* [DESCRIPTION OF THE TASK]:
Each of the entries should be retyped precisely as it appears.

* [DATA TO PROCESS]:
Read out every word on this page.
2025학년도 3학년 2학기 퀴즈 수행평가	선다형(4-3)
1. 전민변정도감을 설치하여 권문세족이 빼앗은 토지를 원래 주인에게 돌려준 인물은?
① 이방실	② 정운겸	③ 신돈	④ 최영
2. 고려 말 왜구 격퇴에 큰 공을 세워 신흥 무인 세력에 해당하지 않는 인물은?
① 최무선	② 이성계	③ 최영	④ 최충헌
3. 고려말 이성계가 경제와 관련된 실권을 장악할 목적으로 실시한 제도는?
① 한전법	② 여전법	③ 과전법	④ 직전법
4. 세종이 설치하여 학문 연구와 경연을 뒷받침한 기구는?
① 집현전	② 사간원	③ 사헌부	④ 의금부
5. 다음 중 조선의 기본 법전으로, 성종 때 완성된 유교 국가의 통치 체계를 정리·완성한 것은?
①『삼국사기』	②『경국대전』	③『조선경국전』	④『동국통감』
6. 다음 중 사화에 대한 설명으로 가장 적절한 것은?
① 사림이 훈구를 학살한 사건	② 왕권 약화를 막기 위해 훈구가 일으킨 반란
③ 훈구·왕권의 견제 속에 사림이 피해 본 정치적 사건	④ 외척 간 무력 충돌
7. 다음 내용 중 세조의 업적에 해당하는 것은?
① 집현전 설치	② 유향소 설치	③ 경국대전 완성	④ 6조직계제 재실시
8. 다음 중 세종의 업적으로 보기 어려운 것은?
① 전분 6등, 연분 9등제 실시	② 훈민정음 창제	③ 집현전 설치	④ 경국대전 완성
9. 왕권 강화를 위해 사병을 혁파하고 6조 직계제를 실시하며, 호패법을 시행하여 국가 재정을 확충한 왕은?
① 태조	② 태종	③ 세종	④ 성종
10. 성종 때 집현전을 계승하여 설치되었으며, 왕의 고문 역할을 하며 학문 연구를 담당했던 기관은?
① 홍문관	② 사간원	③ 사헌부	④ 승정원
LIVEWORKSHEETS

* [SOLUTION BELOW]:
Read out every word on this page.
2025학년도 3학년 2학기 퀴즈 수행평가	선다형(4-3)
1. 전민변정도감을 설치하여 권문세족이 빼앗은 토지를 원래 주인에게 돌려준 인물은?
① 이방실	② 정운겸	③ 신돈	④ 최영
2. 고려 말 왜구 격퇴에 큰 공을 세워 신흥 무인 세력에 해당하지 않는 인물은?
① 최무선	② 이성계	③ 최영	④ 최충헌
3. 고려말 이성계가 경제와 관련된 실권을 장악할 목적으로 실시한 제도는?
① 한전법	② 여전법	③ 과전법	④ 직전법
4. 세종이 설치하여 학문 연구와 경연을 뒷받침한 기구는?
① 집현전	② 사간원	③ 사헌부	④ 의금부
5. 다음 중 조선의 기본 법전으로, 성종 때 완성된 유교 국가의 통치 체계를 정리·완성한 것은?
①『삼국사기』	②『경국대전』	③『조선경국전』	④『동국통감』
6. 다음 중 사화에 대한 설명으로 가장 적절한 것은?
① 사림이 훈구를 학살한 사건	② 왕권 약화를 막기 위해 훈구가 일으킨 반란
③ 훈구·왕권의 견제 속에 사림이 피해 본 정치적 사건	④ 외척 간 무력 충돌
7. 다음 내용 중 세조의 업적에 해당하는 것은?
① 집현전 설치	② 유향소 설치	③ 경국대전 완성	④ 6조직계제 재실시
8. 다음 중 세종의 업적으로 보기 어려운 것은?
① 전분 6등, 연분 9등제 실시	② 훈민정음 창제	③ 집현전 설치	④ 경국대전 완성
9. 왕권 강화를 위해 사병을 혁파하고 6조 직계제를 실시하며, 호패법을 시행하여 국가 재정을 확충한 왕은?
① 태조	② 태종	③ 세종	④ 성종
10. 성종 때 집현전을 계승하여 설치되었으며, 왕의 고문 역할을 하며 학문 연구를 담당했던 기관은?
① 홍문관	② 사간원	③ 사헌부	④ 승정원
LIVEWORKSHEETS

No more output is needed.